• _Goal_: Set down each record below precisely, skipping the pictures.

• _Source material_:

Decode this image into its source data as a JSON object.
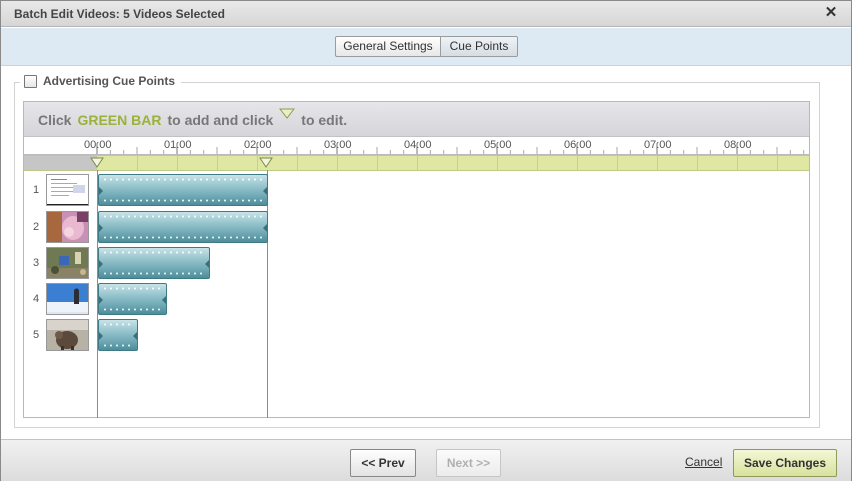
{
  "dialog": {
    "title": "Batch Edit Videos: 5 Videos Selected",
    "close_glyph": "✕"
  },
  "tabs": [
    {
      "label": "General Settings",
      "selected": false
    },
    {
      "label": "Cue Points",
      "selected": true
    }
  ],
  "section": {
    "label": "Advertising Cue Points",
    "checked": false
  },
  "hint": {
    "part1": "Click",
    "highlight": "GREEN BAR",
    "part2": "to add and click",
    "part3": "to edit."
  },
  "timeline": {
    "ruler_labels": [
      "00:00",
      "01:00",
      "02:00",
      "03:00",
      "04:00",
      "05:00",
      "06:00",
      "07:00",
      "08:00"
    ],
    "cue_markers": [
      "00:00",
      "02:07"
    ],
    "rows": [
      {
        "number": "1",
        "duration": "02:07"
      },
      {
        "number": "2",
        "duration": "02:07"
      },
      {
        "number": "3",
        "duration": "01:23"
      },
      {
        "number": "4",
        "duration": "00:51"
      },
      {
        "number": "5",
        "duration": "00:29"
      }
    ],
    "colors": {
      "green_bar": "#dfe7a3",
      "clip": "#6fa9b5"
    }
  },
  "footer": {
    "prev_label": "<< Prev",
    "next_label": "Next >>",
    "next_disabled": true,
    "cancel_label": "Cancel",
    "save_label": "Save Changes"
  }
}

• _Result of the task_:
Decode this image into its source data as a JSON object.
{
  "dialog": {
    "title": "Batch Edit Videos: 5 Videos Selected",
    "close_glyph": "✕"
  },
  "tabs": [
    {
      "label": "General Settings",
      "selected": false
    },
    {
      "label": "Cue Points",
      "selected": true
    }
  ],
  "section": {
    "label": "Advertising Cue Points",
    "checked": false
  },
  "hint": {
    "part1": "Click",
    "highlight": "GREEN BAR",
    "part2": "to add and click",
    "part3": "to edit."
  },
  "timeline": {
    "ruler_labels": [
      "00:00",
      "01:00",
      "02:00",
      "03:00",
      "04:00",
      "05:00",
      "06:00",
      "07:00",
      "08:00"
    ],
    "cue_markers": [
      "00:00",
      "02:07"
    ],
    "rows": [
      {
        "number": "1",
        "duration": "02:07"
      },
      {
        "number": "2",
        "duration": "02:07"
      },
      {
        "number": "3",
        "duration": "01:23"
      },
      {
        "number": "4",
        "duration": "00:51"
      },
      {
        "number": "5",
        "duration": "00:29"
      }
    ],
    "colors": {
      "green_bar": "#dfe7a3",
      "clip": "#6fa9b5"
    }
  },
  "footer": {
    "prev_label": "<< Prev",
    "next_label": "Next >>",
    "next_disabled": true,
    "cancel_label": "Cancel",
    "save_label": "Save Changes"
  }
}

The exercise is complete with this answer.